§ Problem to solve
Locate the string "panel" in the records below. Copy every line where it occurs.

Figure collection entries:
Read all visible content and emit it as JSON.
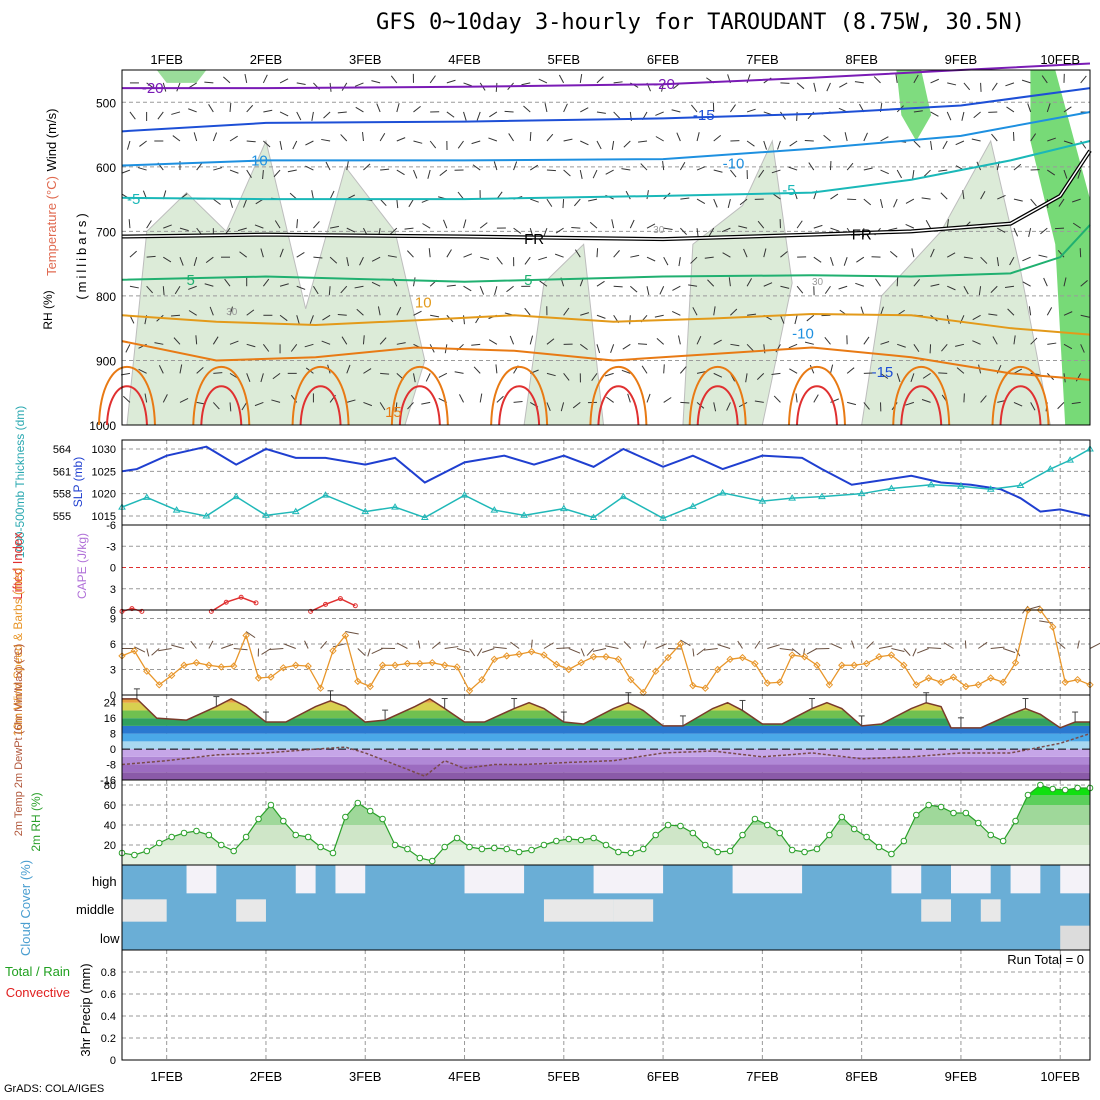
{
  "title": "GFS 0~10day 3-hourly for TAROUDANT (8.75W, 30.5N)",
  "credit": "GrADS: COLA/IGES",
  "run_total_text": "Run Total = 0",
  "colors": {
    "rh_green": "#5fd35f",
    "t_neg20": "#7a1bb5",
    "t_neg15": "#1d4fd6",
    "t_neg10": "#1e90e0",
    "t_neg5": "#1ab8b8",
    "t_pos5": "#20b070",
    "t_pos10": "#e39a1a",
    "t_pos15": "#e87a14",
    "slp": "#1f3fd0",
    "thickness": "#20b8b8",
    "wind10m": "#e8962a",
    "cloud_blue": "#6aaed6",
    "rh2m": "#2aa02a"
  },
  "chart_data": [
    {
      "type": "line",
      "panel": "vertical-profile",
      "ylabel_parts": [
        "RH (%)",
        "Temperature (°C)",
        "Wind (m/s)",
        "(millibars)"
      ],
      "ylim": [
        1000,
        450
      ],
      "y_ticks": [
        "500",
        "600",
        "700",
        "800",
        "900",
        "1000"
      ],
      "x_ticks": [
        "1FEB",
        "2FEB",
        "3FEB",
        "4FEB",
        "5FEB",
        "6FEB",
        "7FEB",
        "8FEB",
        "9FEB",
        "10FEB"
      ],
      "contour_labels": [
        "-20",
        "-20",
        "-15",
        "-10",
        "-10",
        "-5",
        "-5",
        "FR",
        "FR",
        "5",
        "5",
        "10",
        "-10",
        "-15",
        "15",
        "30",
        "30",
        "30"
      ],
      "series": [
        {
          "name": "-20",
          "x": [
            0.55,
            2,
            4,
            6,
            7.5,
            9,
            10.3
          ],
          "y": [
            478,
            478,
            476,
            472,
            462,
            450,
            440
          ]
        },
        {
          "name": "-15",
          "x": [
            0.55,
            2,
            4,
            6,
            7.5,
            9,
            10.3
          ],
          "y": [
            545,
            532,
            530,
            525,
            518,
            505,
            478
          ]
        },
        {
          "name": "-10",
          "x": [
            0.55,
            2,
            4,
            6,
            7.5,
            9,
            10.3
          ],
          "y": [
            598,
            590,
            590,
            588,
            572,
            552,
            515
          ]
        },
        {
          "name": "-5",
          "x": [
            0.55,
            2,
            4,
            6,
            7.5,
            8.5,
            9.5,
            10.3
          ],
          "y": [
            648,
            650,
            650,
            645,
            640,
            620,
            590,
            560
          ]
        },
        {
          "name": "FR",
          "x": [
            0.55,
            2,
            4,
            6,
            7.5,
            8.5,
            9.5,
            10.0,
            10.3
          ],
          "y": [
            708,
            705,
            708,
            712,
            705,
            700,
            688,
            645,
            575
          ]
        },
        {
          "name": "5",
          "x": [
            0.55,
            2,
            4,
            6,
            7.5,
            8.5,
            9.5,
            10.0,
            10.3
          ],
          "y": [
            775,
            770,
            778,
            770,
            768,
            770,
            765,
            740,
            690
          ]
        },
        {
          "name": "10",
          "x": [
            0.55,
            1.5,
            2.5,
            3.5,
            4.5,
            5.5,
            6.5,
            7.5,
            8.5,
            9.5,
            10.3
          ],
          "y": [
            830,
            840,
            845,
            838,
            830,
            840,
            835,
            828,
            830,
            850,
            860
          ]
        },
        {
          "name": "15",
          "x": [
            0.55,
            1.5,
            2.5,
            3.5,
            4.5,
            5.5,
            6.5,
            7.5,
            8.5,
            9.5,
            10.3
          ],
          "y": [
            870,
            900,
            895,
            880,
            885,
            900,
            890,
            880,
            895,
            920,
            930
          ]
        }
      ]
    },
    {
      "type": "line",
      "panel": "slp-thickness",
      "ylabel": "SLP (mb)",
      "ylabel2": "1000-500mb Thickness (dm)",
      "ylim": [
        1013,
        1032
      ],
      "y_ticks": [
        "1015",
        "1020",
        "1025",
        "1030"
      ],
      "y2_ticks": [
        "555",
        "558",
        "561",
        "564"
      ],
      "series": [
        {
          "name": "SLP",
          "x": [
            0.55,
            0.7,
            1.0,
            1.4,
            1.7,
            2.0,
            2.3,
            2.6,
            3.0,
            3.3,
            3.6,
            4.0,
            4.4,
            4.7,
            5.0,
            5.3,
            5.6,
            6.0,
            6.3,
            6.6,
            7.0,
            7.4,
            7.6,
            7.9,
            8.2,
            8.5,
            8.8,
            9.1,
            9.4,
            9.6,
            9.8,
            10.0,
            10.3
          ],
          "y": [
            1025.0,
            1025.5,
            1028.5,
            1030.5,
            1026.5,
            1030.0,
            1028.0,
            1028.0,
            1026.5,
            1028.0,
            1022.5,
            1027.0,
            1028.5,
            1026.5,
            1028.5,
            1026.0,
            1030.0,
            1026.0,
            1028.5,
            1025.5,
            1028.5,
            1028.0,
            1025.5,
            1022.0,
            1023.0,
            1024.0,
            1022.5,
            1022.0,
            1021.0,
            1019.0,
            1016.0,
            1016.5,
            1015.0
          ]
        },
        {
          "name": "Thickness",
          "x": [
            0.55,
            0.8,
            1.1,
            1.4,
            1.7,
            2.0,
            2.3,
            2.6,
            3.0,
            3.3,
            3.6,
            4.0,
            4.3,
            4.6,
            5.0,
            5.3,
            5.6,
            6.0,
            6.3,
            6.6,
            7.0,
            7.3,
            7.6,
            8.0,
            8.3,
            8.7,
            9.0,
            9.3,
            9.6,
            9.9,
            10.1,
            10.3
          ],
          "y": [
            556.2,
            557.5,
            555.8,
            555.0,
            557.6,
            555.1,
            555.6,
            557.8,
            555.6,
            556.2,
            554.8,
            557.8,
            555.8,
            555.1,
            556.0,
            554.8,
            557.6,
            554.7,
            556.3,
            558.1,
            557.0,
            557.4,
            557.6,
            558.0,
            558.7,
            559.2,
            559.0,
            558.6,
            559.1,
            561.3,
            562.5,
            564.0
          ]
        }
      ]
    },
    {
      "type": "line",
      "panel": "cape-lifted-index",
      "ylabel": "Lifted Index",
      "ylabel2": "CAPE (J/kg)",
      "ylim": [
        6,
        -6
      ],
      "y_ticks": [
        "-6",
        "-3",
        "0",
        "3",
        "6"
      ],
      "series": [
        {
          "name": "Lifted Index",
          "x": [
            0.55,
            0.65,
            0.75,
            1.45,
            1.6,
            1.75,
            1.9,
            2.45,
            2.6,
            2.75,
            2.9
          ],
          "y": [
            6.2,
            5.8,
            6.2,
            6.2,
            4.9,
            4.2,
            5.0,
            6.2,
            5.2,
            4.4,
            5.4
          ]
        }
      ]
    },
    {
      "type": "line",
      "panel": "wind-10m",
      "ylabel": "10m Wind Speed & Barbs (m/s)",
      "ylim": [
        0,
        10
      ],
      "y_ticks": [
        "0",
        "3",
        "6",
        "9"
      ],
      "series": [
        {
          "name": "10m Wind Speed",
          "x": [
            0.55,
            0.675,
            0.8,
            0.925,
            1.05,
            1.175,
            1.3,
            1.425,
            1.55,
            1.675,
            1.8,
            1.925,
            2.05,
            2.175,
            2.3,
            2.425,
            2.55,
            2.675,
            2.8,
            2.925,
            3.05,
            3.175,
            3.3,
            3.425,
            3.55,
            3.675,
            3.8,
            3.925,
            4.05,
            4.175,
            4.3,
            4.425,
            4.55,
            4.675,
            4.8,
            4.925,
            5.05,
            5.175,
            5.3,
            5.425,
            5.55,
            5.675,
            5.8,
            5.925,
            6.05,
            6.175,
            6.3,
            6.425,
            6.55,
            6.675,
            6.8,
            6.925,
            7.05,
            7.175,
            7.3,
            7.425,
            7.55,
            7.675,
            7.8,
            7.925,
            8.05,
            8.175,
            8.3,
            8.425,
            8.55,
            8.675,
            8.8,
            8.925,
            9.05,
            9.175,
            9.3,
            9.425,
            9.55,
            9.675,
            9.8,
            9.925,
            10.05,
            10.175,
            10.3
          ],
          "y": [
            4.6,
            5.2,
            2.8,
            1.2,
            2.3,
            3.5,
            3.8,
            3.5,
            3.3,
            3.4,
            7.0,
            2.0,
            2.1,
            3.2,
            3.5,
            3.4,
            0.8,
            5.2,
            7.0,
            1.6,
            1.0,
            3.5,
            3.5,
            3.7,
            3.7,
            3.8,
            3.5,
            3.3,
            0.5,
            1.8,
            4.2,
            4.6,
            4.8,
            5.1,
            4.7,
            3.6,
            3.0,
            3.8,
            4.5,
            4.5,
            4.2,
            1.8,
            0.3,
            2.8,
            4.4,
            6.0,
            1.1,
            0.8,
            3.0,
            4.2,
            4.4,
            3.7,
            1.4,
            1.5,
            4.7,
            4.5,
            3.5,
            1.2,
            3.5,
            3.5,
            3.7,
            4.5,
            4.7,
            3.5,
            1.2,
            2.0,
            1.5,
            2.1,
            1.0,
            1.2,
            2.0,
            1.5,
            3.8,
            10.0,
            10.0,
            8.0,
            1.5,
            1.8,
            1.2
          ]
        }
      ]
    },
    {
      "type": "area",
      "panel": "temp-2m",
      "ylabel": "2m Temp 2m DewPt (6hr Min/Max) (°C)",
      "ylim": [
        -16,
        28
      ],
      "y_ticks": [
        "-16",
        "-8",
        "0",
        "8",
        "16",
        "24"
      ],
      "series": [
        {
          "name": "2m Temp",
          "x": [
            0.55,
            0.7,
            0.9,
            1.2,
            1.5,
            1.65,
            1.8,
            2.0,
            2.2,
            2.5,
            2.65,
            2.8,
            3.0,
            3.2,
            3.5,
            3.65,
            3.8,
            4.0,
            4.2,
            4.5,
            4.65,
            4.8,
            5.0,
            5.2,
            5.5,
            5.65,
            5.8,
            6.0,
            6.2,
            6.5,
            6.65,
            6.8,
            7.0,
            7.2,
            7.5,
            7.65,
            7.8,
            8.0,
            8.2,
            8.5,
            8.65,
            8.8,
            8.9,
            9.0,
            9.2,
            9.5,
            9.65,
            9.8,
            10.0,
            10.15,
            10.3
          ],
          "y": [
            26,
            26,
            16,
            15,
            22,
            26,
            22,
            14,
            14,
            22,
            25,
            22,
            14,
            15,
            22,
            26,
            21,
            14,
            14,
            21,
            24,
            21,
            14,
            13,
            21,
            24,
            20,
            12,
            12,
            21,
            24,
            20,
            13,
            13,
            21,
            24,
            21,
            12,
            13,
            21,
            24,
            22,
            11,
            11,
            11,
            18,
            21,
            18,
            11,
            14,
            14
          ]
        },
        {
          "name": "2m DewPt",
          "x": [
            0.55,
            1.0,
            1.5,
            2.0,
            2.5,
            2.8,
            3.0,
            3.3,
            3.6,
            3.8,
            4.0,
            4.3,
            4.6,
            5.0,
            5.5,
            6.0,
            6.5,
            7.0,
            7.5,
            8.0,
            8.5,
            9.0,
            9.5,
            10.0,
            10.3
          ],
          "y": [
            -8,
            -6,
            -3,
            -2,
            0,
            1,
            -2,
            -8,
            -14,
            -6,
            -10,
            -8,
            -8,
            -7,
            -6,
            -2,
            -1,
            -4,
            -2,
            -5,
            -4,
            -2,
            -2,
            3,
            8
          ]
        }
      ]
    },
    {
      "type": "area",
      "panel": "rh-2m",
      "ylabel": "2m RH (%)",
      "ylim": [
        0,
        85
      ],
      "y_ticks": [
        "20",
        "40",
        "60",
        "80"
      ],
      "series": [
        {
          "name": "2m RH",
          "x": [
            0.55,
            0.675,
            0.8,
            0.925,
            1.05,
            1.175,
            1.3,
            1.425,
            1.55,
            1.675,
            1.8,
            1.925,
            2.05,
            2.175,
            2.3,
            2.425,
            2.55,
            2.675,
            2.8,
            2.925,
            3.05,
            3.175,
            3.3,
            3.425,
            3.55,
            3.675,
            3.8,
            3.925,
            4.05,
            4.175,
            4.3,
            4.425,
            4.55,
            4.675,
            4.8,
            4.925,
            5.05,
            5.175,
            5.3,
            5.425,
            5.55,
            5.675,
            5.8,
            5.925,
            6.05,
            6.175,
            6.3,
            6.425,
            6.55,
            6.675,
            6.8,
            6.925,
            7.05,
            7.175,
            7.3,
            7.425,
            7.55,
            7.675,
            7.8,
            7.925,
            8.05,
            8.175,
            8.3,
            8.425,
            8.55,
            8.675,
            8.8,
            8.925,
            9.05,
            9.175,
            9.3,
            9.425,
            9.55,
            9.675,
            9.8,
            9.925,
            10.05,
            10.175,
            10.3
          ],
          "y": [
            12,
            10,
            14,
            22,
            28,
            32,
            34,
            30,
            20,
            14,
            28,
            46,
            60,
            44,
            30,
            28,
            18,
            12,
            48,
            62,
            54,
            46,
            20,
            16,
            7,
            4,
            18,
            27,
            18,
            16,
            17,
            16,
            13,
            15,
            20,
            24,
            26,
            25,
            27,
            20,
            13,
            12,
            16,
            30,
            40,
            39,
            32,
            20,
            13,
            14,
            30,
            46,
            40,
            32,
            15,
            13,
            16,
            30,
            48,
            36,
            28,
            18,
            11,
            24,
            50,
            60,
            58,
            52,
            52,
            42,
            30,
            24,
            44,
            70,
            80,
            76,
            75,
            77,
            77
          ]
        }
      ]
    },
    {
      "type": "heatmap",
      "panel": "cloud-cover",
      "ylabel": "Cloud Cover (%)",
      "rows": [
        "high",
        "middle",
        "low"
      ]
    },
    {
      "type": "bar",
      "panel": "precip",
      "ylabel": "3hr Precip (mm)",
      "ylabel2_total": "Total / Rain",
      "ylabel2_conv": "Convective",
      "ylim": [
        0,
        1
      ],
      "y_ticks": [
        "0",
        "0.2",
        "0.4",
        "0.6",
        "0.8"
      ],
      "x_ticks": [
        "1FEB",
        "2FEB",
        "3FEB",
        "4FEB",
        "5FEB",
        "6FEB",
        "7FEB",
        "8FEB",
        "9FEB",
        "10FEB"
      ],
      "values": []
    }
  ]
}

§ Reply
      "panel": "vertical-profile",
      "panel": "slp-thickness",
      "panel": "cape-lifted-index",
      "panel": "wind-10m",
      "panel": "temp-2m",
      "panel": "rh-2m",
      "panel": "cloud-cover",
      "panel": "precip",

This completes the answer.